### What you are asked to do:
Every line of the material below must be repeated exactly.

Data extracted from a collection:

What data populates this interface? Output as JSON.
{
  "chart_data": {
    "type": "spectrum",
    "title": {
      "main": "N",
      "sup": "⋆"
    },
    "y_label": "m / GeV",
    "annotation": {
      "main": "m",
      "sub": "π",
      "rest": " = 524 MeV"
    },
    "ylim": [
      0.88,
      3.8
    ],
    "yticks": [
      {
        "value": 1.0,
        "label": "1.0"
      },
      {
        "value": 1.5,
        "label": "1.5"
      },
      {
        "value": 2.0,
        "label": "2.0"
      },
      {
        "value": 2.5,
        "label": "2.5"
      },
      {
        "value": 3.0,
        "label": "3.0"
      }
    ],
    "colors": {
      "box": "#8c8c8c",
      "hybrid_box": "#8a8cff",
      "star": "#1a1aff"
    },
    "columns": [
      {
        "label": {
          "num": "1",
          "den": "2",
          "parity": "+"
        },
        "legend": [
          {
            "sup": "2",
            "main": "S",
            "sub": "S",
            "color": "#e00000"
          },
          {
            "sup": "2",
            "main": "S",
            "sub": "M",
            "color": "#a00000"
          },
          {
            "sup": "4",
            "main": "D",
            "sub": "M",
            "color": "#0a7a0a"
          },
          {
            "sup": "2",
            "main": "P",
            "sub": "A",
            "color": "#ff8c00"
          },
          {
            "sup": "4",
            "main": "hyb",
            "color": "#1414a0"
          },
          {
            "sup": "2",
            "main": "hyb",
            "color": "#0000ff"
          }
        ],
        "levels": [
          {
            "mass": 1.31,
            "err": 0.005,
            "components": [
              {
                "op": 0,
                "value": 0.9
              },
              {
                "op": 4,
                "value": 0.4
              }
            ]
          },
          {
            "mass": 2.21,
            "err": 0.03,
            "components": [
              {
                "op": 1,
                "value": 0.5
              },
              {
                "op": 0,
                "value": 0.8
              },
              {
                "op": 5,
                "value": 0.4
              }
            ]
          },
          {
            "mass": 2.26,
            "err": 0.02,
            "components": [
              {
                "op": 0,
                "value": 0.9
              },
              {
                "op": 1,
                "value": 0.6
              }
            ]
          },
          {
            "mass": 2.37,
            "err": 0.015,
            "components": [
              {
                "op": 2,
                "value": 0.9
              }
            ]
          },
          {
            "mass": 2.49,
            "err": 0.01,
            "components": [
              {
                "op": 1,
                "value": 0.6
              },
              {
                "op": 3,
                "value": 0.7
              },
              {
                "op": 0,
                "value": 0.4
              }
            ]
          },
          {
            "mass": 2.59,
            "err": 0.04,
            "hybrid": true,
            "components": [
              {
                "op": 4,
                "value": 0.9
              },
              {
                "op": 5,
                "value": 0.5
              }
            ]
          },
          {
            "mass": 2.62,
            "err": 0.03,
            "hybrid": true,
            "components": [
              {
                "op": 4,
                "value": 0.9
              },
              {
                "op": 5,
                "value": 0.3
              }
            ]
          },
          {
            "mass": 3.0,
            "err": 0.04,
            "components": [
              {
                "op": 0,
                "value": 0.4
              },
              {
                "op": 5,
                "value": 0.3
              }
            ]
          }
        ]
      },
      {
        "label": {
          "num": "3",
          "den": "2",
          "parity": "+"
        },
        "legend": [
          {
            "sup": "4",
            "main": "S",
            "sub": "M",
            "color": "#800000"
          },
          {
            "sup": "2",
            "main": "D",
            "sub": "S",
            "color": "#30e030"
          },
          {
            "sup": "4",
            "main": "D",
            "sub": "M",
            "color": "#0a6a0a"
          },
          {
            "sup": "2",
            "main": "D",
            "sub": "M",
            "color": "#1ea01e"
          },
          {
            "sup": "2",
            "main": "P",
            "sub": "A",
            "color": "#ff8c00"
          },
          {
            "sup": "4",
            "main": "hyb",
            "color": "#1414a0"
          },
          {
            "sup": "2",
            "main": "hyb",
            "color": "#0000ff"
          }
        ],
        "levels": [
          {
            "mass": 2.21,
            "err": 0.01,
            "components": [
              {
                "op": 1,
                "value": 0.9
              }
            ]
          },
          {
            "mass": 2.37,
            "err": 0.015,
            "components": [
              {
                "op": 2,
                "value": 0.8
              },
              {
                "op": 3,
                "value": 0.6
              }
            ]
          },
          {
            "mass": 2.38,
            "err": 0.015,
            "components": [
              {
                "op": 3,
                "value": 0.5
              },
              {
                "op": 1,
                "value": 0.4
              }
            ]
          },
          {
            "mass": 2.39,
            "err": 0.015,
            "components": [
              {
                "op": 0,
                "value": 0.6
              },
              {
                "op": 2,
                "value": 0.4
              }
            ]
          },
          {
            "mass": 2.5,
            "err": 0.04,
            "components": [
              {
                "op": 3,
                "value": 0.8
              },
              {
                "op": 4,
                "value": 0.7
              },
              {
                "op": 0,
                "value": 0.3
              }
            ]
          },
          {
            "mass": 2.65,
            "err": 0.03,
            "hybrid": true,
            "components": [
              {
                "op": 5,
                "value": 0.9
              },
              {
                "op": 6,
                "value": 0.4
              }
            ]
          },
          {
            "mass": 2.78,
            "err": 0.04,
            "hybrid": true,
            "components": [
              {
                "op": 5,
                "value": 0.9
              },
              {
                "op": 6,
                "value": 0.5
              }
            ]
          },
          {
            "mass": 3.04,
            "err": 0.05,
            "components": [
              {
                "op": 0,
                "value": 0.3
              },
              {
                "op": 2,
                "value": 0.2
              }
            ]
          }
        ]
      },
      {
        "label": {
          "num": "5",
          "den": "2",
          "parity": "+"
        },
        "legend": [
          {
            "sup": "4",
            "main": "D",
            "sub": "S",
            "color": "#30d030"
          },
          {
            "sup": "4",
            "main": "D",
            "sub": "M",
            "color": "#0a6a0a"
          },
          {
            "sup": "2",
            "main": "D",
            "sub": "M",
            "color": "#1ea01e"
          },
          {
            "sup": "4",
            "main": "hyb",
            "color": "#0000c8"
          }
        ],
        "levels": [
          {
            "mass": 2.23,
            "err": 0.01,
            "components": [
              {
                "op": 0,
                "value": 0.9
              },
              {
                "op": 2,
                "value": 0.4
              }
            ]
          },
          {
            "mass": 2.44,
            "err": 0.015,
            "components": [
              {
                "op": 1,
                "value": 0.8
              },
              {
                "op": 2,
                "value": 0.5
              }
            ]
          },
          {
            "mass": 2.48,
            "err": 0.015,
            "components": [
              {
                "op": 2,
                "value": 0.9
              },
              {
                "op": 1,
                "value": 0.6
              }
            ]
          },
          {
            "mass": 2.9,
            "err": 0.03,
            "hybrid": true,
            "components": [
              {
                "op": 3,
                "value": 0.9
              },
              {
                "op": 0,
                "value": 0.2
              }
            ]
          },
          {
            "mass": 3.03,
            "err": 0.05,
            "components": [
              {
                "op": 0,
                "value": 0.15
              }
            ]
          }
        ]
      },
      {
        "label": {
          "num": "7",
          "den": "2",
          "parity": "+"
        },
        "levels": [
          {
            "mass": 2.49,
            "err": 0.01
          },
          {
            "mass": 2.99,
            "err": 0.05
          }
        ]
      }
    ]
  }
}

### Result:
What data populates this interface? Output as JSON.
{
  "chart_data": {
    "type": "spectrum",
    "title": {
      "main": "N",
      "sup": "⋆"
    },
    "y_label": "m / GeV",
    "annotation": {
      "main": "m",
      "sub": "π",
      "rest": " = 524 MeV"
    },
    "ylim": [
      0.88,
      3.8
    ],
    "yticks": [
      {
        "value": 1.0,
        "label": "1.0"
      },
      {
        "value": 1.5,
        "label": "1.5"
      },
      {
        "value": 2.0,
        "label": "2.0"
      },
      {
        "value": 2.5,
        "label": "2.5"
      },
      {
        "value": 3.0,
        "label": "3.0"
      }
    ],
    "colors": {
      "box": "#8c8c8c",
      "hybrid_box": "#8a8cff",
      "star": "#1a1aff"
    },
    "columns": [
      {
        "label": {
          "num": "1",
          "den": "2",
          "parity": "+"
        },
        "legend": [
          {
            "sup": "2",
            "main": "S",
            "sub": "S",
            "color": "#e00000"
          },
          {
            "sup": "2",
            "main": "S",
            "sub": "M",
            "color": "#a00000"
          },
          {
            "sup": "4",
            "main": "D",
            "sub": "M",
            "color": "#0a7a0a"
          },
          {
            "sup": "2",
            "main": "P",
            "sub": "A",
            "color": "#ff8c00"
          },
          {
            "sup": "4",
            "main": "hyb",
            "color": "#1414a0"
          },
          {
            "sup": "2",
            "main": "hyb",
            "color": "#0000ff"
          }
        ],
        "levels": [
          {
            "mass": 1.31,
            "err": 0.005,
            "components": [
              {
                "op": 0,
                "value": 0.9
              },
              {
                "op": 4,
                "value": 0.4
              }
            ]
          },
          {
            "mass": 2.21,
            "err": 0.03,
            "components": [
              {
                "op": 1,
                "value": 0.5
              },
              {
                "op": 0,
                "value": 0.8
              },
              {
                "op": 5,
                "value": 0.4
              }
            ]
          },
          {
            "mass": 2.26,
            "err": 0.02,
            "components": [
              {
                "op": 0,
                "value": 0.9
              },
              {
                "op": 1,
                "value": 0.6
              }
            ]
          },
          {
            "mass": 2.37,
            "err": 0.015,
            "components": [
              {
                "op": 2,
                "value": 0.9
              }
            ]
          },
          {
            "mass": 2.49,
            "err": 0.01,
            "components": [
              {
                "op": 1,
                "value": 0.6
              },
              {
                "op": 3,
                "value": 0.7
              },
              {
                "op": 0,
                "value": 0.4
              }
            ]
          },
          {
            "mass": 2.59,
            "err": 0.04,
            "hybrid": true,
            "components": [
              {
                "op": 4,
                "value": 0.9
              },
              {
                "op": 5,
                "value": 0.5
              }
            ]
          },
          {
            "mass": 2.62,
            "err": 0.03,
            "hybrid": true,
            "components": [
              {
                "op": 4,
                "value": 0.9
              },
              {
                "op": 5,
                "value": 0.3
              }
            ]
          },
          {
            "mass": 3.0,
            "err": 0.04,
            "components": [
              {
                "op": 0,
                "value": 0.4
              },
              {
                "op": 5,
                "value": 0.3
              }
            ]
          }
        ]
      },
      {
        "label": {
          "num": "3",
          "den": "2",
          "parity": "+"
        },
        "legend": [
          {
            "sup": "4",
            "main": "S",
            "sub": "M",
            "color": "#800000"
          },
          {
            "sup": "2",
            "main": "D",
            "sub": "S",
            "color": "#30e030"
          },
          {
            "sup": "4",
            "main": "D",
            "sub": "M",
            "color": "#0a6a0a"
          },
          {
            "sup": "2",
            "main": "D",
            "sub": "M",
            "color": "#1ea01e"
          },
          {
            "sup": "2",
            "main": "P",
            "sub": "A",
            "color": "#ff8c00"
          },
          {
            "sup": "4",
            "main": "hyb",
            "color": "#1414a0"
          },
          {
            "sup": "2",
            "main": "hyb",
            "color": "#0000ff"
          }
        ],
        "levels": [
          {
            "mass": 2.21,
            "err": 0.01,
            "components": [
              {
                "op": 1,
                "value": 0.9
              }
            ]
          },
          {
            "mass": 2.37,
            "err": 0.015,
            "components": [
              {
                "op": 2,
                "value": 0.8
              },
              {
                "op": 3,
                "value": 0.6
              }
            ]
          },
          {
            "mass": 2.38,
            "err": 0.015,
            "components": [
              {
                "op": 3,
                "value": 0.5
              },
              {
                "op": 1,
                "value": 0.4
              }
            ]
          },
          {
            "mass": 2.39,
            "err": 0.015,
            "components": [
              {
                "op": 0,
                "value": 0.6
              },
              {
                "op": 2,
                "value": 0.4
              }
            ]
          },
          {
            "mass": 2.5,
            "err": 0.04,
            "components": [
              {
                "op": 3,
                "value": 0.8
              },
              {
                "op": 4,
                "value": 0.7
              },
              {
                "op": 0,
                "value": 0.3
              }
            ]
          },
          {
            "mass": 2.65,
            "err": 0.03,
            "hybrid": true,
            "components": [
              {
                "op": 5,
                "value": 0.9
              },
              {
                "op": 6,
                "value": 0.4
              }
            ]
          },
          {
            "mass": 2.78,
            "err": 0.04,
            "hybrid": true,
            "components": [
              {
                "op": 5,
                "value": 0.9
              },
              {
                "op": 6,
                "value": 0.5
              }
            ]
          },
          {
            "mass": 3.04,
            "err": 0.05,
            "components": [
              {
                "op": 0,
                "value": 0.3
              },
              {
                "op": 2,
                "value": 0.2
              }
            ]
          }
        ]
      },
      {
        "label": {
          "num": "5",
          "den": "2",
          "parity": "+"
        },
        "legend": [
          {
            "sup": "4",
            "main": "D",
            "sub": "S",
            "color": "#30d030"
          },
          {
            "sup": "4",
            "main": "D",
            "sub": "M",
            "color": "#0a6a0a"
          },
          {
            "sup": "2",
            "main": "D",
            "sub": "M",
            "color": "#1ea01e"
          },
          {
            "sup": "4",
            "main": "hyb",
            "color": "#0000c8"
          }
        ],
        "levels": [
          {
            "mass": 2.23,
            "err": 0.01,
            "components": [
              {
                "op": 0,
                "value": 0.9
              },
              {
                "op": 2,
                "value": 0.4
              }
            ]
          },
          {
            "mass": 2.44,
            "err": 0.015,
            "components": [
              {
                "op": 1,
                "value": 0.8
              },
              {
                "op": 2,
                "value": 0.5
              }
            ]
          },
          {
            "mass": 2.48,
            "err": 0.015,
            "components": [
              {
                "op": 2,
                "value": 0.9
              },
              {
                "op": 1,
                "value": 0.6
              }
            ]
          },
          {
            "mass": 2.9,
            "err": 0.03,
            "hybrid": true,
            "components": [
              {
                "op": 3,
                "value": 0.9
              },
              {
                "op": 0,
                "value": 0.2
              }
            ]
          },
          {
            "mass": 3.03,
            "err": 0.05,
            "components": [
              {
                "op": 0,
                "value": 0.15
              }
            ]
          }
        ]
      },
      {
        "label": {
          "num": "7",
          "den": "2",
          "parity": "+"
        },
        "levels": [
          {
            "mass": 2.49,
            "err": 0.01
          },
          {
            "mass": 2.99,
            "err": 0.05
          }
        ]
      }
    ]
  }
}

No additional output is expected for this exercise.